GOAL.
Retype the material that follows, keeping every word as it is.

━━━━━ WORKING DATA ━━━━━

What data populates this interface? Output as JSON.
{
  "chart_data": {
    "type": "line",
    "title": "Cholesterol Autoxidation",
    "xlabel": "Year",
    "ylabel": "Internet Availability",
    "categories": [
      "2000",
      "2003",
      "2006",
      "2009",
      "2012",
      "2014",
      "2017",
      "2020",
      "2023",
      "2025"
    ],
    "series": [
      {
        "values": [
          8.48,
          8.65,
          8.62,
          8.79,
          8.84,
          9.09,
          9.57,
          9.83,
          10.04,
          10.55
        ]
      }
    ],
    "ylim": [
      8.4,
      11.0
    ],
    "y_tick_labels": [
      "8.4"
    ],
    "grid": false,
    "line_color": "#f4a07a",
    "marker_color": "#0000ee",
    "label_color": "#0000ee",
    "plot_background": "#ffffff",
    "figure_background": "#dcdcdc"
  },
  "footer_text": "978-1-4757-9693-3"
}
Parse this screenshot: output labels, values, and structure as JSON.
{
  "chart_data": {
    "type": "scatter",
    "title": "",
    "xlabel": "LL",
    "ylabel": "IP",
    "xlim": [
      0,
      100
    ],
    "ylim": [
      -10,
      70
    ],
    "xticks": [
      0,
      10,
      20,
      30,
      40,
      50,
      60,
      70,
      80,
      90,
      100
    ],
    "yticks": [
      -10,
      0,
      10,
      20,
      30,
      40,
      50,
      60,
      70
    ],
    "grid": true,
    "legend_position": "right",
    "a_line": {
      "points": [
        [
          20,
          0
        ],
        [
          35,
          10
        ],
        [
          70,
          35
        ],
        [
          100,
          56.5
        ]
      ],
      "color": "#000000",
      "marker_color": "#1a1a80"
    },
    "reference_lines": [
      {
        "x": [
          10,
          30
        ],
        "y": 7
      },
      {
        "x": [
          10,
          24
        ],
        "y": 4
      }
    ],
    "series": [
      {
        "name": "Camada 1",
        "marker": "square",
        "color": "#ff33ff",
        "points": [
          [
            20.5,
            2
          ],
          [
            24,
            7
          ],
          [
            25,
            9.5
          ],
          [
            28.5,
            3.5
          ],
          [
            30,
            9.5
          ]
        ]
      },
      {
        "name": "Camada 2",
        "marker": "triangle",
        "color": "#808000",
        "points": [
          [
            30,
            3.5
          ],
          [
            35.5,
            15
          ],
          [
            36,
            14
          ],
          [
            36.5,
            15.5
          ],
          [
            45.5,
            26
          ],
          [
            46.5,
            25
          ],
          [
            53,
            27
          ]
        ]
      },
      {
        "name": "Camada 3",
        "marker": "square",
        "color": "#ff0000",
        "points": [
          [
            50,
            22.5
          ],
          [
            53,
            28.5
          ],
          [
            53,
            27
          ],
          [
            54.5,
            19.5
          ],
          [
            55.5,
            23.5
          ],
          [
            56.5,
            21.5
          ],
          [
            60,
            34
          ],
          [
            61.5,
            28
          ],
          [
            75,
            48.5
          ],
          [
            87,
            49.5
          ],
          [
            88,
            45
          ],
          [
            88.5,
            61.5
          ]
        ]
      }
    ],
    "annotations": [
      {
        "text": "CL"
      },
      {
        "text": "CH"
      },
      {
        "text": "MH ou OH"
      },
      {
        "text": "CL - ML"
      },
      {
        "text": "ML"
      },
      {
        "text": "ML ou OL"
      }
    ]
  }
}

━━━━━

TASK RESULT.
What data populates this interface? Output as JSON.
{
  "chart_data": {
    "type": "line",
    "title": "Cholesterol Autoxidation",
    "xlabel": "Year",
    "ylabel": "Internet Availability",
    "categories": [
      "2000",
      "2003",
      "2006",
      "2009",
      "2012",
      "2014",
      "2017",
      "2020",
      "2023",
      "2025"
    ],
    "series": [
      {
        "values": [
          8.48,
          8.65,
          8.62,
          8.79,
          8.84,
          9.09,
          9.57,
          9.83,
          10.04,
          10.55
        ]
      }
    ],
    "ylim": [
      8.4,
      11.0
    ],
    "y_tick_labels": [
      "8.4"
    ],
    "grid": false,
    "line_color": "#f4a07a",
    "marker_color": "#0000ee",
    "label_color": "#0000ee",
    "plot_background": "#ffffff",
    "figure_background": "#dcdcdc"
  },
  "footer_text": "978-1-4757-9693-3"
}
Parse this screenshot: output labels, values, and structure as JSON.
{
  "chart_data": {
    "type": "scatter",
    "title": "",
    "xlabel": "LL",
    "ylabel": "IP",
    "xlim": [
      0,
      100
    ],
    "ylim": [
      -10,
      70
    ],
    "xticks": [
      0,
      10,
      20,
      30,
      40,
      50,
      60,
      70,
      80,
      90,
      100
    ],
    "yticks": [
      -10,
      0,
      10,
      20,
      30,
      40,
      50,
      60,
      70
    ],
    "grid": true,
    "legend_position": "right",
    "a_line": {
      "points": [
        [
          20,
          0
        ],
        [
          35,
          10
        ],
        [
          70,
          35
        ],
        [
          100,
          56.5
        ]
      ],
      "color": "#000000",
      "marker_color": "#1a1a80"
    },
    "reference_lines": [
      {
        "x": [
          10,
          30
        ],
        "y": 7
      },
      {
        "x": [
          10,
          24
        ],
        "y": 4
      }
    ],
    "series": [
      {
        "name": "Camada 1",
        "marker": "square",
        "color": "#ff33ff",
        "points": [
          [
            20.5,
            2
          ],
          [
            24,
            7
          ],
          [
            25,
            9.5
          ],
          [
            28.5,
            3.5
          ],
          [
            30,
            9.5
          ]
        ]
      },
      {
        "name": "Camada 2",
        "marker": "triangle",
        "color": "#808000",
        "points": [
          [
            30,
            3.5
          ],
          [
            35.5,
            15
          ],
          [
            36,
            14
          ],
          [
            36.5,
            15.5
          ],
          [
            45.5,
            26
          ],
          [
            46.5,
            25
          ],
          [
            53,
            27
          ]
        ]
      },
      {
        "name": "Camada 3",
        "marker": "square",
        "color": "#ff0000",
        "points": [
          [
            50,
            22.5
          ],
          [
            53,
            28.5
          ],
          [
            53,
            27
          ],
          [
            54.5,
            19.5
          ],
          [
            55.5,
            23.5
          ],
          [
            56.5,
            21.5
          ],
          [
            60,
            34
          ],
          [
            61.5,
            28
          ],
          [
            75,
            48.5
          ],
          [
            87,
            49.5
          ],
          [
            88,
            45
          ],
          [
            88.5,
            61.5
          ]
        ]
      }
    ],
    "annotations": [
      {
        "text": "CL"
      },
      {
        "text": "CH"
      },
      {
        "text": "MH ou OH"
      },
      {
        "text": "CL - ML"
      },
      {
        "text": "ML"
      },
      {
        "text": "ML ou OL"
      }
    ]
  }
}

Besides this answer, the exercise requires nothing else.